Pick out each line containing the string "this".

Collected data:
● ● ● ● ● ● ●
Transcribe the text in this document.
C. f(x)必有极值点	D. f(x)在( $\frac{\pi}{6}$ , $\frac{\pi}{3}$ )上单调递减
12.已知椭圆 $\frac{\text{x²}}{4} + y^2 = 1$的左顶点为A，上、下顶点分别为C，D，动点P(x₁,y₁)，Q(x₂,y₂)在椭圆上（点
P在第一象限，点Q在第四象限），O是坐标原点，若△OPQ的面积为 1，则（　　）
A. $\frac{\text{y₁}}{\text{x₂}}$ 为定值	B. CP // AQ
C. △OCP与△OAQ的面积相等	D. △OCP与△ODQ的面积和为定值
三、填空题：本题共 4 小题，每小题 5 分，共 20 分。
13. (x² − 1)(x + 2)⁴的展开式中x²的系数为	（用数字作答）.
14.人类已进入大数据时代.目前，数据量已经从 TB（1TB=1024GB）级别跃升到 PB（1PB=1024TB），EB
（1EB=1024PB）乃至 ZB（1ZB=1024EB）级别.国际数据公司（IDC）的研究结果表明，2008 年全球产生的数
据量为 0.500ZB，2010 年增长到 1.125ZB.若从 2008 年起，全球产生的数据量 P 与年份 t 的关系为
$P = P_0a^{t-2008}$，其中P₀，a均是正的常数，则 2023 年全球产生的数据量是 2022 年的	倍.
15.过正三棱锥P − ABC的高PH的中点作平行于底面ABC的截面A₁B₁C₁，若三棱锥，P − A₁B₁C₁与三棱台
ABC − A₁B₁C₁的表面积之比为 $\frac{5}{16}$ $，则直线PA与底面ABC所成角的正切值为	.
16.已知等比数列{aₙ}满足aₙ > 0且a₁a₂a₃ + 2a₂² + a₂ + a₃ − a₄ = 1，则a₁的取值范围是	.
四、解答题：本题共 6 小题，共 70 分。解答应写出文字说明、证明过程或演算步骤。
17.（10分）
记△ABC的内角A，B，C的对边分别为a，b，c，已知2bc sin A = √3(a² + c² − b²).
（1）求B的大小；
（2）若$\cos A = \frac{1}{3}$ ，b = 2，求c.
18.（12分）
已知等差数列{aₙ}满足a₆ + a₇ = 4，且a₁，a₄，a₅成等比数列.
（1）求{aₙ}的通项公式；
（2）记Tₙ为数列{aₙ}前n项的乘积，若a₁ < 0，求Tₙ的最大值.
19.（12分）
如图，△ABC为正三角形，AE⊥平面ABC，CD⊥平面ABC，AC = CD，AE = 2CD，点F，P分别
● ● ● ● ● ● ●
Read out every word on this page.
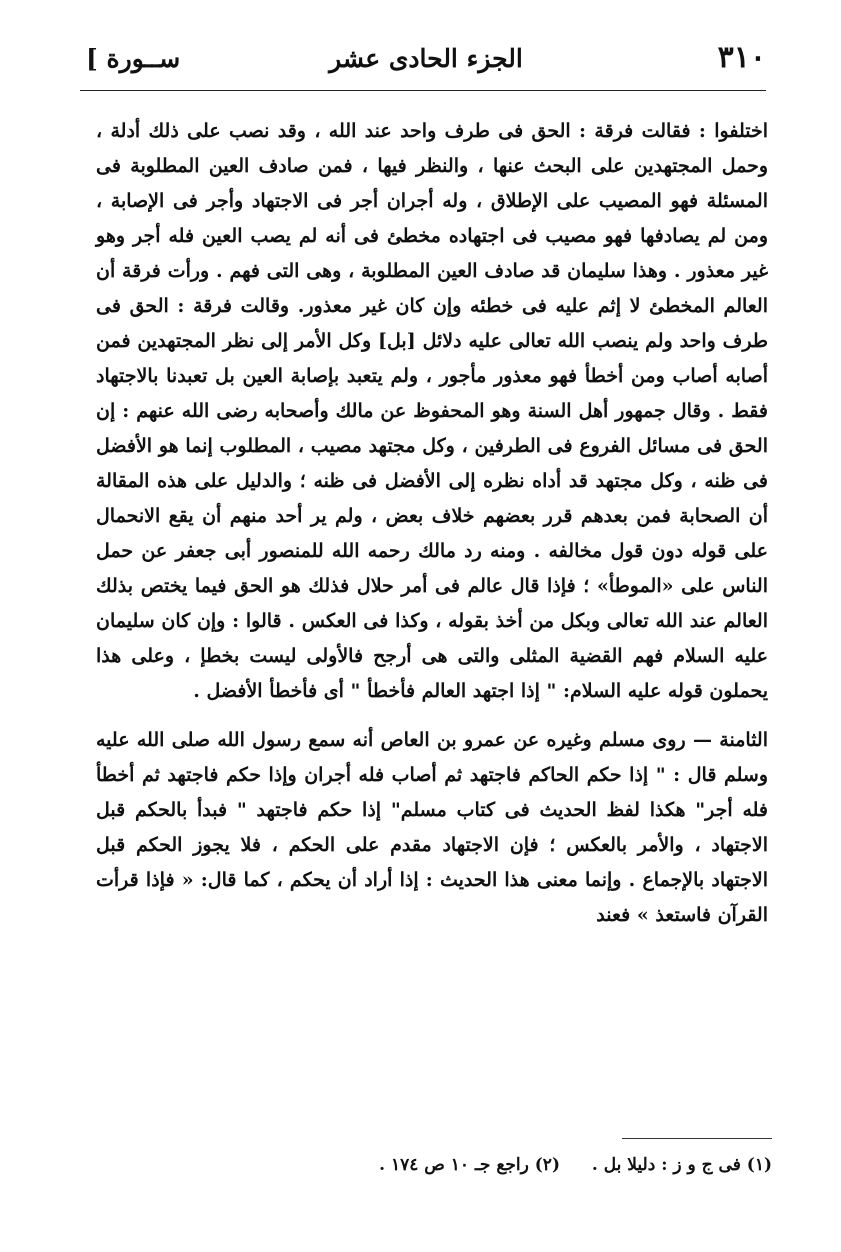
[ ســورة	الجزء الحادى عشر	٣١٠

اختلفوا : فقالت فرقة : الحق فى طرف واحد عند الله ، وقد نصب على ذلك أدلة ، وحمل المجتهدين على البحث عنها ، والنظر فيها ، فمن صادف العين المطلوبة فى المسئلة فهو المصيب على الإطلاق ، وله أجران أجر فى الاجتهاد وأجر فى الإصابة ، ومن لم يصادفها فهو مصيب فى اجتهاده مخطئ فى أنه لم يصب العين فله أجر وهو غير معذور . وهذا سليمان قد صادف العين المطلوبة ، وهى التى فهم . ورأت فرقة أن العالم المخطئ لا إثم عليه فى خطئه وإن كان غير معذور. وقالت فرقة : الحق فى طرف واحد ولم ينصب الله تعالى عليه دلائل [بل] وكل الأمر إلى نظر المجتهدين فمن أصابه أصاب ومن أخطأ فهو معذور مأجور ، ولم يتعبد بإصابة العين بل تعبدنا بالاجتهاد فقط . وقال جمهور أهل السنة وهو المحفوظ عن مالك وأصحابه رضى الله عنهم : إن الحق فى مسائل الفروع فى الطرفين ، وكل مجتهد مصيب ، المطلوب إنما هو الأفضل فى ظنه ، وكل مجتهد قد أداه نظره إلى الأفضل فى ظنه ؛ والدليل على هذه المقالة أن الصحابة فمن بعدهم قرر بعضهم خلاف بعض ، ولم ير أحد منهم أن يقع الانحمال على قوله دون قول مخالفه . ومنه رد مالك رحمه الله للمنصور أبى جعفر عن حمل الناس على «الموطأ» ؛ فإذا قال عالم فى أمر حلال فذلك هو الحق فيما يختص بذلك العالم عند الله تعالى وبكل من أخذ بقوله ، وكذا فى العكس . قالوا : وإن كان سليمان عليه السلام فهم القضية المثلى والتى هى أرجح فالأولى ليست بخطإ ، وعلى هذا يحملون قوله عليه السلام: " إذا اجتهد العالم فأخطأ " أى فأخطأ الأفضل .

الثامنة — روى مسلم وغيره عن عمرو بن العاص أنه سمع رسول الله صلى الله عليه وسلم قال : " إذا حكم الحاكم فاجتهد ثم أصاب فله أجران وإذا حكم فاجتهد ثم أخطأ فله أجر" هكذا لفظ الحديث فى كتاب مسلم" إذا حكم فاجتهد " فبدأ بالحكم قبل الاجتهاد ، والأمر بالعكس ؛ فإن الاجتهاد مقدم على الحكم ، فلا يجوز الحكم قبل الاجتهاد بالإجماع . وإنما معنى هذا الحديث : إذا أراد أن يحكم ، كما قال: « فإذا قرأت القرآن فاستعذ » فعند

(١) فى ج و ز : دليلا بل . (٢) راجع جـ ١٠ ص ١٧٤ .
● ● ● ● ● ● ●
Solved exercise:
Transcribe the text in this document.
Read out every word on this page.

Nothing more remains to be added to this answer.